[Extracted records]
==========

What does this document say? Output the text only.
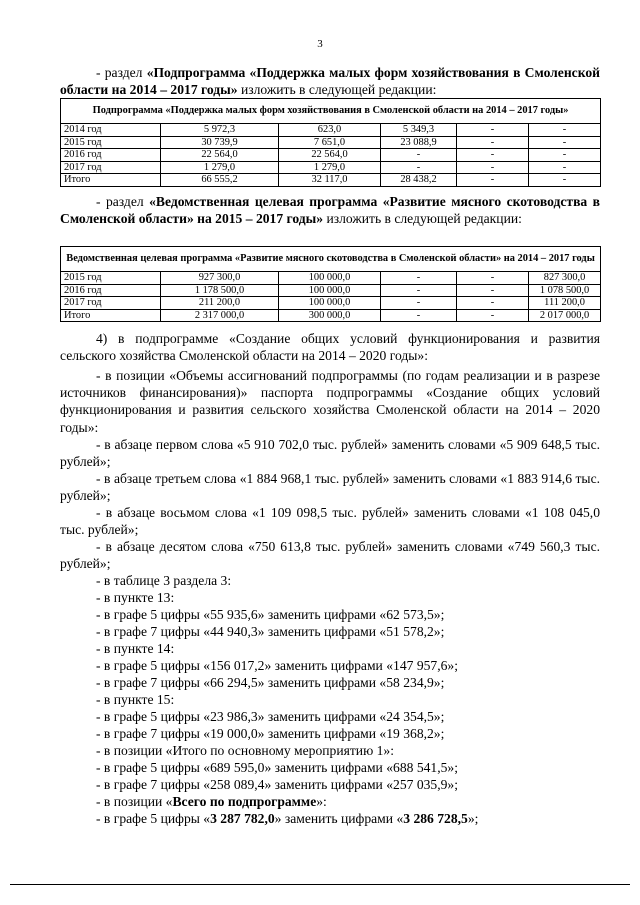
3
- раздел «Подпрограмма «Поддержка малых форм хозяйствования в Смоленской области на 2014 – 2017 годы» изложить в следующей редакции:
Подпрограмма «Поддержка малых форм хозяйствования в Смоленской области на 2014 – 2017 годы»					
2014 год	5 972,3	623,0	5 349,3	-	-
2015 год	30 739,9	7 651,0	23 088,9	-	-
2016 год	22 564,0	22 564,0	-	-	-
2017 год	1 279,0	1 279,0	-	-	-
Итого	66 555,2	32 117,0	28 438,2	-	-
- раздел «Ведомственная целевая программа «Развитие мясного скотоводства в Смоленской области» на 2015 – 2017 годы» изложить в следующей редакции:
Ведомственная целевая программа «Развитие мясного скотоводства в Смоленской области» на 2014 – 2017 годы					
2015 год	927 300,0	100 000,0	-	-	827 300,0
2016 год	1 178 500,0	100 000,0	-	-	1 078 500,0
2017 год	211 200,0	100 000,0	-	-	111 200,0
Итого	2 317 000,0	300 000,0	-	-	2 017 000,0
4) в подпрограмме «Создание общих условий функционирования и развития сельского хозяйства Смоленской области на 2014 – 2020 годы»:
- в позиции «Объемы ассигнований подпрограммы (по годам реализации и в разрезе источников финансирования)» паспорта подпрограммы «Создание общих условий функционирования и развития сельского хозяйства Смоленской области на 2014 – 2020 годы»:
- в абзаце первом слова «5 910 702,0 тыс. рублей» заменить словами «5 909 648,5 тыс. рублей»;
- в абзаце третьем слова «1 884 968,1 тыс. рублей» заменить словами «1 883 914,6 тыс. рублей»;
- в абзаце восьмом слова «1 109 098,5 тыс. рублей» заменить словами «1 108 045,0 тыс. рублей»;
- в абзаце десятом слова «750 613,8 тыс. рублей» заменить словами «749 560,3 тыс. рублей»;
- в таблице 3 раздела 3:
- в пункте 13:
- в графе 5 цифры «55 935,6» заменить цифрами «62 573,5»;
- в графе 7 цифры «44 940,3» заменить цифрами «51 578,2»;
- в пункте 14:
- в графе 5 цифры «156 017,2» заменить цифрами «147 957,6»;
- в графе 7 цифры «66 294,5» заменить цифрами «58 234,9»;
- в пункте 15:
- в графе 5 цифры «23 986,3» заменить цифрами «24 354,5»;
- в графе 7 цифры «19 000,0» заменить цифрами «19 368,2»;
- в позиции «Итого по основному мероприятию 1»:
- в графе 5 цифры «689 595,0» заменить цифрами «688 541,5»;
- в графе 7 цифры «258 089,4» заменить цифрами «257 035,9»;
- в позиции «Всего по подпрограмме»:
- в графе 5 цифры «3 287 782,0» заменить цифрами «3 286 728,5»;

==========

BRIEF —
Your task is to transcribe all of the records precisely, with no images included.

EXPECTED OUTPUT —
What does this document say? Output the text only.
3
- раздел «Подпрограмма «Поддержка малых форм хозяйствования в Смоленской области на 2014 – 2017 годы» изложить в следующей редакции:
Подпрограмма «Поддержка малых форм хозяйствования в Смоленской области на 2014 – 2017 годы»					
2014 год	5 972,3	623,0	5 349,3	-	-
2015 год	30 739,9	7 651,0	23 088,9	-	-
2016 год	22 564,0	22 564,0	-	-	-
2017 год	1 279,0	1 279,0	-	-	-
Итого	66 555,2	32 117,0	28 438,2	-	-
- раздел «Ведомственная целевая программа «Развитие мясного скотоводства в Смоленской области» на 2015 – 2017 годы» изложить в следующей редакции:
Ведомственная целевая программа «Развитие мясного скотоводства в Смоленской области» на 2014 – 2017 годы					
2015 год	927 300,0	100 000,0	-	-	827 300,0
2016 год	1 178 500,0	100 000,0	-	-	1 078 500,0
2017 год	211 200,0	100 000,0	-	-	111 200,0
Итого	2 317 000,0	300 000,0	-	-	2 017 000,0
4) в подпрограмме «Создание общих условий функционирования и развития сельского хозяйства Смоленской области на 2014 – 2020 годы»:
- в позиции «Объемы ассигнований подпрограммы (по годам реализации и в разрезе источников финансирования)» паспорта подпрограммы «Создание общих условий функционирования и развития сельского хозяйства Смоленской области на 2014 – 2020 годы»:
- в абзаце первом слова «5 910 702,0 тыс. рублей» заменить словами «5 909 648,5 тыс. рублей»;
- в абзаце третьем слова «1 884 968,1 тыс. рублей» заменить словами «1 883 914,6 тыс. рублей»;
- в абзаце восьмом слова «1 109 098,5 тыс. рублей» заменить словами «1 108 045,0 тыс. рублей»;
- в абзаце десятом слова «750 613,8 тыс. рублей» заменить словами «749 560,3 тыс. рублей»;
- в таблице 3 раздела 3:
- в пункте 13:
- в графе 5 цифры «55 935,6» заменить цифрами «62 573,5»;
- в графе 7 цифры «44 940,3» заменить цифрами «51 578,2»;
- в пункте 14:
- в графе 5 цифры «156 017,2» заменить цифрами «147 957,6»;
- в графе 7 цифры «66 294,5» заменить цифрами «58 234,9»;
- в пункте 15:
- в графе 5 цифры «23 986,3» заменить цифрами «24 354,5»;
- в графе 7 цифры «19 000,0» заменить цифрами «19 368,2»;
- в позиции «Итого по основному мероприятию 1»:
- в графе 5 цифры «689 595,0» заменить цифрами «688 541,5»;
- в графе 7 цифры «258 089,4» заменить цифрами «257 035,9»;
- в позиции «Всего по подпрограмме»:
- в графе 5 цифры «3 287 782,0» заменить цифрами «3 286 728,5»;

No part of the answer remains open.